**Task objective:**
Collect every line of the records that contains the string "title". Case counts.
>> begin Material
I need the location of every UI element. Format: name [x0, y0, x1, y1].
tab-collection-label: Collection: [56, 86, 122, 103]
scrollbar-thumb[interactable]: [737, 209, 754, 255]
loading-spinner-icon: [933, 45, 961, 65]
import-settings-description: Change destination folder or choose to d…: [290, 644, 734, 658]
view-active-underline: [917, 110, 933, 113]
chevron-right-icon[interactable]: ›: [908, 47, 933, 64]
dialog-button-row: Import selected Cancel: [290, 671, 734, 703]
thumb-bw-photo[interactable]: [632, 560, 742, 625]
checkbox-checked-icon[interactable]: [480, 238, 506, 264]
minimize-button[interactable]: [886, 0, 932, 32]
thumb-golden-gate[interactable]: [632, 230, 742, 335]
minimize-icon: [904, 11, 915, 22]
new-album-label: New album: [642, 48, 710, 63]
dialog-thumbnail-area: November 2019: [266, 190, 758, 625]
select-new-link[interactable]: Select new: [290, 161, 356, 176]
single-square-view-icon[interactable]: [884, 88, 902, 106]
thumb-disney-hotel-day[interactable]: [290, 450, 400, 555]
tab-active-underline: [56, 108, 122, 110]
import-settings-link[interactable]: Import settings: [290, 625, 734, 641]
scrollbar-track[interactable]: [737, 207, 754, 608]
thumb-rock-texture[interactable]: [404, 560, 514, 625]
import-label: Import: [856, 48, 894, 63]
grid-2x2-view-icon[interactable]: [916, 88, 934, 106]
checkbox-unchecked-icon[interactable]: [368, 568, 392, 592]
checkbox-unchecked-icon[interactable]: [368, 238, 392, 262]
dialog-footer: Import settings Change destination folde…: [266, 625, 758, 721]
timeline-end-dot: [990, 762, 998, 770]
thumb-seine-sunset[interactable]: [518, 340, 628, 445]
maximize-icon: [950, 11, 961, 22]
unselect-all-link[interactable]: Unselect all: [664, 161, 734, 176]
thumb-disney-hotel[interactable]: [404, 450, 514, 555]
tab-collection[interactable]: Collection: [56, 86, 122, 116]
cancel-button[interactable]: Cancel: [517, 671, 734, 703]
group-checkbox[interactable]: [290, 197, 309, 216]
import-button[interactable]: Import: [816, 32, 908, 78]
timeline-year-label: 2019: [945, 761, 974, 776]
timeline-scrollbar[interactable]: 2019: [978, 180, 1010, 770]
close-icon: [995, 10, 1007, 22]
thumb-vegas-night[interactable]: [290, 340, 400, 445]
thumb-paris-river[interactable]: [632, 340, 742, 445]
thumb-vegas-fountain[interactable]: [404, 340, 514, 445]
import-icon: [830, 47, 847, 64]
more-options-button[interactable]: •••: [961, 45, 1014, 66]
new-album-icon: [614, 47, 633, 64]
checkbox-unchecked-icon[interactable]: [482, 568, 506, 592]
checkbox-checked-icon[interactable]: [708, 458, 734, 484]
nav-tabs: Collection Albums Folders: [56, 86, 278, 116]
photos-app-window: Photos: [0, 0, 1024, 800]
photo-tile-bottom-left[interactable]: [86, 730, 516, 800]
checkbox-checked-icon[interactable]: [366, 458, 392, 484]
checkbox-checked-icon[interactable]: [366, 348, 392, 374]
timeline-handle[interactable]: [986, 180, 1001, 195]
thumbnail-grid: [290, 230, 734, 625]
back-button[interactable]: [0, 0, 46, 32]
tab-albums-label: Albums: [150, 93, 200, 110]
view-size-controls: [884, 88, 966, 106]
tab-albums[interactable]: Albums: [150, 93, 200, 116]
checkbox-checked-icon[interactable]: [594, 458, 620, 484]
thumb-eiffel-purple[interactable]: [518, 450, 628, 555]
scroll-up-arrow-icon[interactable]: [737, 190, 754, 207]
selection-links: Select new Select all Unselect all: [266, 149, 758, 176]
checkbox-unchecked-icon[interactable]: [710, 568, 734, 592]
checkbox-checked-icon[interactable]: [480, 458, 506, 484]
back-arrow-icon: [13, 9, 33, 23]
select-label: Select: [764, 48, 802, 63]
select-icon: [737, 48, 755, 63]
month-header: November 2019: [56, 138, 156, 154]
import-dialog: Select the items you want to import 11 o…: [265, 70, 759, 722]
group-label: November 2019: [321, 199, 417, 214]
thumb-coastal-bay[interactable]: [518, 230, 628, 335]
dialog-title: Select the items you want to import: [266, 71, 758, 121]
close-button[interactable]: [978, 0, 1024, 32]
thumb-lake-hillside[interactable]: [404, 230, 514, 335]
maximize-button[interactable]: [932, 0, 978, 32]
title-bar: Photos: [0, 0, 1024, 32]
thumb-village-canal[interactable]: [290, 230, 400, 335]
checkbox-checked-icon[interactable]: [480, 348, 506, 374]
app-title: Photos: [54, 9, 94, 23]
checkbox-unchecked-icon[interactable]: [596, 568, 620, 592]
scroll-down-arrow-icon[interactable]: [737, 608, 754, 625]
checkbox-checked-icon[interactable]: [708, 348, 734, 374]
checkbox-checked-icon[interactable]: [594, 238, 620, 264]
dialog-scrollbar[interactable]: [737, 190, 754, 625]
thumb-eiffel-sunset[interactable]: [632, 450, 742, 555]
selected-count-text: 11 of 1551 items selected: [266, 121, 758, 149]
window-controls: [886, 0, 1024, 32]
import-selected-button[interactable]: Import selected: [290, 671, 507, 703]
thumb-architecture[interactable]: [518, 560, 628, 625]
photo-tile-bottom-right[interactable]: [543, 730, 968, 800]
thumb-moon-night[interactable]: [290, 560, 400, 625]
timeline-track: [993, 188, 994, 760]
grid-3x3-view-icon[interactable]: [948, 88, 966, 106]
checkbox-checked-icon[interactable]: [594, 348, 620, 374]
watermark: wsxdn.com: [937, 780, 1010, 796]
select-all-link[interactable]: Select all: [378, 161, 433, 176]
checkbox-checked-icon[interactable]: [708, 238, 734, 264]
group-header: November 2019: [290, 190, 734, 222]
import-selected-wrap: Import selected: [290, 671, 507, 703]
>> end Material
**Final result:**
dialog-title: Select the items you want to import: [266, 71, 758, 121]
title-bar: Photos: [0, 0, 1024, 32]
app-title: Photos: [54, 9, 94, 23]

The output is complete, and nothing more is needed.